> Saved data entries

━━━━━━━━━━

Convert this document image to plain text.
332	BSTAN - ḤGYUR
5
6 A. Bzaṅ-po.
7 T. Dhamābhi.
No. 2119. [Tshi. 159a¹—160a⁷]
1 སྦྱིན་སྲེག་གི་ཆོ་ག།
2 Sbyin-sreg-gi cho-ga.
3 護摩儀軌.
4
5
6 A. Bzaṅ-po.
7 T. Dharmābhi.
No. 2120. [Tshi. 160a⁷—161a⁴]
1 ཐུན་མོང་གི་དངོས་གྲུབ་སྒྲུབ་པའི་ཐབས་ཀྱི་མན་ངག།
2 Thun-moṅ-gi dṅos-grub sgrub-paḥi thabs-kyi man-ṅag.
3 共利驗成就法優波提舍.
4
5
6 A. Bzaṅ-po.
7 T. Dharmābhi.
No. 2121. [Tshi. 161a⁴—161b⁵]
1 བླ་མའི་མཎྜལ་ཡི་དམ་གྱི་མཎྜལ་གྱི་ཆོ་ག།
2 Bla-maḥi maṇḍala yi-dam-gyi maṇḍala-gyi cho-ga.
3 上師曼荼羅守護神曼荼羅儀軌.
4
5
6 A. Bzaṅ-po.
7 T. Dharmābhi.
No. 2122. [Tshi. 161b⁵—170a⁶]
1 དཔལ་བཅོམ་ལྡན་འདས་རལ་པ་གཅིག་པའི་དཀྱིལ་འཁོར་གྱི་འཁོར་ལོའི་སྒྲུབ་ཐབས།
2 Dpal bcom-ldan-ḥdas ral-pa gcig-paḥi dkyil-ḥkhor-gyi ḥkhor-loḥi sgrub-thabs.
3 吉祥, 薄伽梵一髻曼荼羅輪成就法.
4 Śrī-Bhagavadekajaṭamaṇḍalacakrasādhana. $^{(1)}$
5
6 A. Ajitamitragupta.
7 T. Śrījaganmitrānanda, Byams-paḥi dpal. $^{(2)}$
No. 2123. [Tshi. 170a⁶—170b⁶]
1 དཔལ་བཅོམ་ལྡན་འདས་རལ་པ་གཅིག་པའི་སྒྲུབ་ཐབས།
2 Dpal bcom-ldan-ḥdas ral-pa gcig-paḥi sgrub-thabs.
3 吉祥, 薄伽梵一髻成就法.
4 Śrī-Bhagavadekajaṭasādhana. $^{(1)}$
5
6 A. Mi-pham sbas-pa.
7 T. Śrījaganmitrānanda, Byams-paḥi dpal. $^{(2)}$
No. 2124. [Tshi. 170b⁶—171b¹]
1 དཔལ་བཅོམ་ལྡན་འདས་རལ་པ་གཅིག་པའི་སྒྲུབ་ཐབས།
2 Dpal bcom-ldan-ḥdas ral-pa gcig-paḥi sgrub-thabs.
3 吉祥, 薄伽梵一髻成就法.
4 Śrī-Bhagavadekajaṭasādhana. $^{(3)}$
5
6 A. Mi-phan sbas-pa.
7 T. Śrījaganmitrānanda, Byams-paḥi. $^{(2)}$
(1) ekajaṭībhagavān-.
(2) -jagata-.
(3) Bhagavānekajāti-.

━━━━━━━━━━

Copy out all of the lines above exactly.

> PROBLEM SOLUTION
Convert this document image to plain text.
332	BSTAN - ḤGYUR
5
6 A. Bzaṅ-po.
7 T. Dhamābhi.
No. 2119. [Tshi. 159a¹—160a⁷]
1 སྦྱིན་སྲེག་གི་ཆོ་ག།
2 Sbyin-sreg-gi cho-ga.
3 護摩儀軌.
4
5
6 A. Bzaṅ-po.
7 T. Dharmābhi.
No. 2120. [Tshi. 160a⁷—161a⁴]
1 ཐུན་མོང་གི་དངོས་གྲུབ་སྒྲུབ་པའི་ཐབས་ཀྱི་མན་ངག།
2 Thun-moṅ-gi dṅos-grub sgrub-paḥi thabs-kyi man-ṅag.
3 共利驗成就法優波提舍.
4
5
6 A. Bzaṅ-po.
7 T. Dharmābhi.
No. 2121. [Tshi. 161a⁴—161b⁵]
1 བླ་མའི་མཎྜལ་ཡི་དམ་གྱི་མཎྜལ་གྱི་ཆོ་ག།
2 Bla-maḥi maṇḍala yi-dam-gyi maṇḍala-gyi cho-ga.
3 上師曼荼羅守護神曼荼羅儀軌.
4
5
6 A. Bzaṅ-po.
7 T. Dharmābhi.
No. 2122. [Tshi. 161b⁵—170a⁶]
1 དཔལ་བཅོམ་ལྡན་འདས་རལ་པ་གཅིག་པའི་དཀྱིལ་འཁོར་གྱི་འཁོར་ལོའི་སྒྲུབ་ཐབས།
2 Dpal bcom-ldan-ḥdas ral-pa gcig-paḥi dkyil-ḥkhor-gyi ḥkhor-loḥi sgrub-thabs.
3 吉祥, 薄伽梵一髻曼荼羅輪成就法.
4 Śrī-Bhagavadekajaṭamaṇḍalacakrasādhana. $^{(1)}$
5
6 A. Ajitamitragupta.
7 T. Śrījaganmitrānanda, Byams-paḥi dpal. $^{(2)}$
No. 2123. [Tshi. 170a⁶—170b⁶]
1 དཔལ་བཅོམ་ལྡན་འདས་རལ་པ་གཅིག་པའི་སྒྲུབ་ཐབས།
2 Dpal bcom-ldan-ḥdas ral-pa gcig-paḥi sgrub-thabs.
3 吉祥, 薄伽梵一髻成就法.
4 Śrī-Bhagavadekajaṭasādhana. $^{(1)}$
5
6 A. Mi-pham sbas-pa.
7 T. Śrījaganmitrānanda, Byams-paḥi dpal. $^{(2)}$
No. 2124. [Tshi. 170b⁶—171b¹]
1 དཔལ་བཅོམ་ལྡན་འདས་རལ་པ་གཅིག་པའི་སྒྲུབ་ཐབས།
2 Dpal bcom-ldan-ḥdas ral-pa gcig-paḥi sgrub-thabs.
3 吉祥, 薄伽梵一髻成就法.
4 Śrī-Bhagavadekajaṭasādhana. $^{(3)}$
5
6 A. Mi-phan sbas-pa.
7 T. Śrījaganmitrānanda, Byams-paḥi. $^{(2)}$
(1) ekajaṭībhagavān-.
(2) -jagata-.
(3) Bhagavānekajāti-.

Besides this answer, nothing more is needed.